## Written instruction
Copy the rows verbatim, beginning with the first row and ending with the row that contains "224, 39, 311]", including both of those rows.

--------

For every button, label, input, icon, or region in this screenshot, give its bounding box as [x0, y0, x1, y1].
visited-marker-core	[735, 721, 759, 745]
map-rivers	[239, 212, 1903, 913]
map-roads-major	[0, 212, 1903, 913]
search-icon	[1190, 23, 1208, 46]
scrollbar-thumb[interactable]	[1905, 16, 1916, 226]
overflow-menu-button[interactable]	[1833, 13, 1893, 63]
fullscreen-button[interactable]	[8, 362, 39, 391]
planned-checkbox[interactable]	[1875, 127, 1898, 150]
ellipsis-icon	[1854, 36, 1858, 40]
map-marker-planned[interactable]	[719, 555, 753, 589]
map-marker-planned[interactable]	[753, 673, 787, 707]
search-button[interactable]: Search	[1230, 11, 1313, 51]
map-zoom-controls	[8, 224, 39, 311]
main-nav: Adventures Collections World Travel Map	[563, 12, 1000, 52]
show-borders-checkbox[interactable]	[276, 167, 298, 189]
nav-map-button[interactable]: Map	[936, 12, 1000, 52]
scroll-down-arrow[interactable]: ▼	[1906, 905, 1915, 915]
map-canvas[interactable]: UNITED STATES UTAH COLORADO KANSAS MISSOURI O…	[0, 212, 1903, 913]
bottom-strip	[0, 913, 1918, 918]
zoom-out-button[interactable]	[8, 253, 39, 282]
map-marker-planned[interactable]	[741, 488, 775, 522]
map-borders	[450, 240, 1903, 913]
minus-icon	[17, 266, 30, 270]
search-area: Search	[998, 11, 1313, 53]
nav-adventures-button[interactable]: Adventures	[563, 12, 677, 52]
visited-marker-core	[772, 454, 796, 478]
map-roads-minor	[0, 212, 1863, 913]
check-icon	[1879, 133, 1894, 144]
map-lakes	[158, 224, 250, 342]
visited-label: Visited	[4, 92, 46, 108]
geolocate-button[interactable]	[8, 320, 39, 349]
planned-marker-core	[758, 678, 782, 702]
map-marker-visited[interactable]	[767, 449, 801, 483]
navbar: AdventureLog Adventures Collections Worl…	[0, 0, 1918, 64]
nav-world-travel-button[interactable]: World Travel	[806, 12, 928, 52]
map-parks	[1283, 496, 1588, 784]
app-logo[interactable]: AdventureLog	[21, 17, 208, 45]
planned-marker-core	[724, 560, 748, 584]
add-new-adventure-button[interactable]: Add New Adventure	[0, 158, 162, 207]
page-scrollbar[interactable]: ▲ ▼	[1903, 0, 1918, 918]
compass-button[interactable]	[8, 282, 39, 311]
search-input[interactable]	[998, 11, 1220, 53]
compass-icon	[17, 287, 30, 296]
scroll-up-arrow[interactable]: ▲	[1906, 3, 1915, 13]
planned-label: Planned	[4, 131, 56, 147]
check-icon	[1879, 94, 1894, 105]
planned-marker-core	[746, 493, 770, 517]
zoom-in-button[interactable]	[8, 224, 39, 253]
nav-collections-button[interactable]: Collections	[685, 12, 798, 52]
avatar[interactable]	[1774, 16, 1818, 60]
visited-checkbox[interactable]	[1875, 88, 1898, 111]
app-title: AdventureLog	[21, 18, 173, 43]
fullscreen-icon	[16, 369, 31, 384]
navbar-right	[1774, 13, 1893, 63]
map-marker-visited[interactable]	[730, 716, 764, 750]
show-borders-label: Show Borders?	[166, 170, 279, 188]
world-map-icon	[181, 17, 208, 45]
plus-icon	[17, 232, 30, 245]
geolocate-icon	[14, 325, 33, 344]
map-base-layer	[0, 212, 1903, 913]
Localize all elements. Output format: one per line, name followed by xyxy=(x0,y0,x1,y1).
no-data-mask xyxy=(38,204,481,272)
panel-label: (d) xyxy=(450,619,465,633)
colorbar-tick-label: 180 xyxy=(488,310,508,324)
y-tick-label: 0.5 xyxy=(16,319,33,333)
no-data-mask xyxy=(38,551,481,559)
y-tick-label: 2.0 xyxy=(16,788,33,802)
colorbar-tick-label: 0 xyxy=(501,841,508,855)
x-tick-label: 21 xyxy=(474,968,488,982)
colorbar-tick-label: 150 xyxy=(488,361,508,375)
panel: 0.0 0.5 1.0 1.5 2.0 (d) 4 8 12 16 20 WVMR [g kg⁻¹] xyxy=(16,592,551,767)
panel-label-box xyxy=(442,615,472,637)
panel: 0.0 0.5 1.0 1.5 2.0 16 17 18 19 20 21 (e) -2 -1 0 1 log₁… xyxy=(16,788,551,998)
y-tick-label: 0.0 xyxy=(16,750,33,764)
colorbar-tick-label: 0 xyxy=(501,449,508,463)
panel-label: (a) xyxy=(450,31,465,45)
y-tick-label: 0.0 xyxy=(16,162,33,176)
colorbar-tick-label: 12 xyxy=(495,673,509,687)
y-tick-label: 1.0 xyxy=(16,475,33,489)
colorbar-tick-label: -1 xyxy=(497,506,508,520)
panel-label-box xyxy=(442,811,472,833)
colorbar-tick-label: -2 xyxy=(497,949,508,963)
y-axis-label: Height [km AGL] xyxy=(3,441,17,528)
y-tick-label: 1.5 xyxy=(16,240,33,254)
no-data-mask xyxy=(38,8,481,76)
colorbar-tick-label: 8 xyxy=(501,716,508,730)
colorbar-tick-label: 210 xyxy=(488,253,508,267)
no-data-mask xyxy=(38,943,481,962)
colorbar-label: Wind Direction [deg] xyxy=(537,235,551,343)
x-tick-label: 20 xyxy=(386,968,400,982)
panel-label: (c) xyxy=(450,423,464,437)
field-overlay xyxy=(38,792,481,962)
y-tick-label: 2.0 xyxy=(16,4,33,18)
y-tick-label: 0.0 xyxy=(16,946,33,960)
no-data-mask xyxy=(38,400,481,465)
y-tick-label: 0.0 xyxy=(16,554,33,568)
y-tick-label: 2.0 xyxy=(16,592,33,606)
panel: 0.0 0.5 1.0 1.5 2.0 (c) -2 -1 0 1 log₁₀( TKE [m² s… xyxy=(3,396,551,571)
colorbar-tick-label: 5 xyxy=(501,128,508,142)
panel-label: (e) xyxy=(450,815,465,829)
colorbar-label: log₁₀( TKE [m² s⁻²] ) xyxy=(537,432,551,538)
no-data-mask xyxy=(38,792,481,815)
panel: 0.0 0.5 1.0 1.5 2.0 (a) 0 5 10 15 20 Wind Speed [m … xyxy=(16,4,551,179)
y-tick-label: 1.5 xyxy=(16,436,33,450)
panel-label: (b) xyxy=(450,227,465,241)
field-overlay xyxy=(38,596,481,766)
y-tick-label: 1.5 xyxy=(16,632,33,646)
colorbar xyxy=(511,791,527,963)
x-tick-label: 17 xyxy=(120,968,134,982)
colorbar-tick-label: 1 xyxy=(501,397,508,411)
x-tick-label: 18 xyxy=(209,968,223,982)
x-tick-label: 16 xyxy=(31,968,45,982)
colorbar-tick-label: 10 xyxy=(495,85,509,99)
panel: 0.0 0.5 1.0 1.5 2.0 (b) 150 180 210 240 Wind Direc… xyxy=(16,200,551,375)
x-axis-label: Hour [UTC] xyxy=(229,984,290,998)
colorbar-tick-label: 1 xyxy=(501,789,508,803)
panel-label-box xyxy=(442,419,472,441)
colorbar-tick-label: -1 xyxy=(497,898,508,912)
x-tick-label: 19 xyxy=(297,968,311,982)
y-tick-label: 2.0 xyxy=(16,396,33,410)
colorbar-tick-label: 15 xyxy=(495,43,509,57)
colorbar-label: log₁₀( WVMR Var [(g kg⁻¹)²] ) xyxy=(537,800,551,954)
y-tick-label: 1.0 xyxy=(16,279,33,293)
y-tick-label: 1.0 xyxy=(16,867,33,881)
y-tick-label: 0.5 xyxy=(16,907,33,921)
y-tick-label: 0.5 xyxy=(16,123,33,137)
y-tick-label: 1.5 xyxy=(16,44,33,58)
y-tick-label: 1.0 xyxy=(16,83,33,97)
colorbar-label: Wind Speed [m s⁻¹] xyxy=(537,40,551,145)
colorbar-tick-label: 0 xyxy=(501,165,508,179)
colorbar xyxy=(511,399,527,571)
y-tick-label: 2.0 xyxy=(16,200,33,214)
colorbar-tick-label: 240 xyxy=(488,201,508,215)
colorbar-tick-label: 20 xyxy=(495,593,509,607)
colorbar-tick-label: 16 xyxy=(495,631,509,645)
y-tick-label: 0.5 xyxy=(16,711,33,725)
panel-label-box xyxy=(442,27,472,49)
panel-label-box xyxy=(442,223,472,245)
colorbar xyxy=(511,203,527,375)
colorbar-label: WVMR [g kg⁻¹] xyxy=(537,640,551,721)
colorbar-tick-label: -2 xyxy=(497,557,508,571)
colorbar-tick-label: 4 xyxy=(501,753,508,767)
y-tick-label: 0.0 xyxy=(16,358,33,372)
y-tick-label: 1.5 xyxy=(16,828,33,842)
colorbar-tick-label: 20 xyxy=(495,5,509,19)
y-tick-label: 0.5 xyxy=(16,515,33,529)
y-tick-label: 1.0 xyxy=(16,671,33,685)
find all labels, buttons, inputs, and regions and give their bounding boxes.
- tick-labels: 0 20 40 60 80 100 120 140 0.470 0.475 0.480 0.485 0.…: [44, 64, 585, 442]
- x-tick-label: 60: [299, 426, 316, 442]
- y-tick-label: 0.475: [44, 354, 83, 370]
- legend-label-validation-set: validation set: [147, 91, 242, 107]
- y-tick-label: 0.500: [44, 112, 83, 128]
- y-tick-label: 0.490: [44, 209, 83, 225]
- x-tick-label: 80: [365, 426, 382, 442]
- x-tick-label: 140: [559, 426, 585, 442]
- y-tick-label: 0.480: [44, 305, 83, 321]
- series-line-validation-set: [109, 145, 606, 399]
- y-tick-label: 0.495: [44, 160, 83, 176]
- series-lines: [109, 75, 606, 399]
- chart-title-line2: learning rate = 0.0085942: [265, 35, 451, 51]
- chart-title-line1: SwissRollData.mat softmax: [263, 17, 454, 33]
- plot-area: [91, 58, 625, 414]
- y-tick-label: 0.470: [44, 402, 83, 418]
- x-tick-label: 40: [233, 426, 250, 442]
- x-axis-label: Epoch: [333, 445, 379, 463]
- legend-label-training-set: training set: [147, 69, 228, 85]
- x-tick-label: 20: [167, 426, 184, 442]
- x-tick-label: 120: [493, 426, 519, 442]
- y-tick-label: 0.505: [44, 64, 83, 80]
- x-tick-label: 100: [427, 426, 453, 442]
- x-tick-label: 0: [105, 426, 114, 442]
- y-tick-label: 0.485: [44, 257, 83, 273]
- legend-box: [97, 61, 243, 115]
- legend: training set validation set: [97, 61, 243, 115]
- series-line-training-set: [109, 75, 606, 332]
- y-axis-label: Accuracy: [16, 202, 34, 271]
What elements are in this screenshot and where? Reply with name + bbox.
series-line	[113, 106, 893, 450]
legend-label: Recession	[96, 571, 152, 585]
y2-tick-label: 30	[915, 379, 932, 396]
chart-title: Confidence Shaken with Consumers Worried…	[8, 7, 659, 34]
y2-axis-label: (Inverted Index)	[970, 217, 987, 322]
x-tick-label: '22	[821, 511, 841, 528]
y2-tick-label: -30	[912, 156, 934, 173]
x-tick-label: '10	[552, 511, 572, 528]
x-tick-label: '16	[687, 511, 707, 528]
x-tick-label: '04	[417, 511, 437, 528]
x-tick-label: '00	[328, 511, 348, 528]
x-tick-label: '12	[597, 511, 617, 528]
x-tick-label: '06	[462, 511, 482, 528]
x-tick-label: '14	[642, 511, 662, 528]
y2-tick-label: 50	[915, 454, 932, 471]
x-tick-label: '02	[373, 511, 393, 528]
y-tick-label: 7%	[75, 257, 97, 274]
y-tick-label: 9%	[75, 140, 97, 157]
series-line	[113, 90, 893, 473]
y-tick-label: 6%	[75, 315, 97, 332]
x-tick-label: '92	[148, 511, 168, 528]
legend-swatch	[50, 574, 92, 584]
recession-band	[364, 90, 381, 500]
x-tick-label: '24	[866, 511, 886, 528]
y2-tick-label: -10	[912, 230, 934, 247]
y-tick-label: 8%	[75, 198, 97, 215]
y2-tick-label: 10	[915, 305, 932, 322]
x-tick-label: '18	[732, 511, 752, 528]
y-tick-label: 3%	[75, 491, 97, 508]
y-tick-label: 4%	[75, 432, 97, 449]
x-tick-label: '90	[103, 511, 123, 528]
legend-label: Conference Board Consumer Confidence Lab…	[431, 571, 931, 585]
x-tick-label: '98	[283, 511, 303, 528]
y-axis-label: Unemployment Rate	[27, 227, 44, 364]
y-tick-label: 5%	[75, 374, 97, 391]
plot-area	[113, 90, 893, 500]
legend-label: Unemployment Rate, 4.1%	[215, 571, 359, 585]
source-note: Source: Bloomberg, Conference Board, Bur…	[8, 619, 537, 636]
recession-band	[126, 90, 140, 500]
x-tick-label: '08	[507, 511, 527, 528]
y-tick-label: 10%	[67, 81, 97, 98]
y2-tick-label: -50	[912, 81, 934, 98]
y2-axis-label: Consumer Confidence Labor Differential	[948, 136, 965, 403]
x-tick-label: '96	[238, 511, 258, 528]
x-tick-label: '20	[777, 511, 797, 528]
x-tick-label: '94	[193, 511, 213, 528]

--------

## Worked solution
For every button, label, input, icon, or region in this screenshot, give its bounding box as [x0, y0, x1, y1].
visited-marker-core	[735, 721, 759, 745]
map-rivers	[239, 212, 1903, 913]
map-roads-major	[0, 212, 1903, 913]
search-icon	[1190, 23, 1208, 46]
scrollbar-thumb[interactable]	[1905, 16, 1916, 226]
overflow-menu-button[interactable]	[1833, 13, 1893, 63]
fullscreen-button[interactable]	[8, 362, 39, 391]
planned-checkbox[interactable]	[1875, 127, 1898, 150]
ellipsis-icon	[1854, 36, 1858, 40]
map-marker-planned[interactable]	[719, 555, 753, 589]
map-marker-planned[interactable]	[753, 673, 787, 707]
search-button[interactable]: Search	[1230, 11, 1313, 51]
map-zoom-controls	[8, 224, 39, 311]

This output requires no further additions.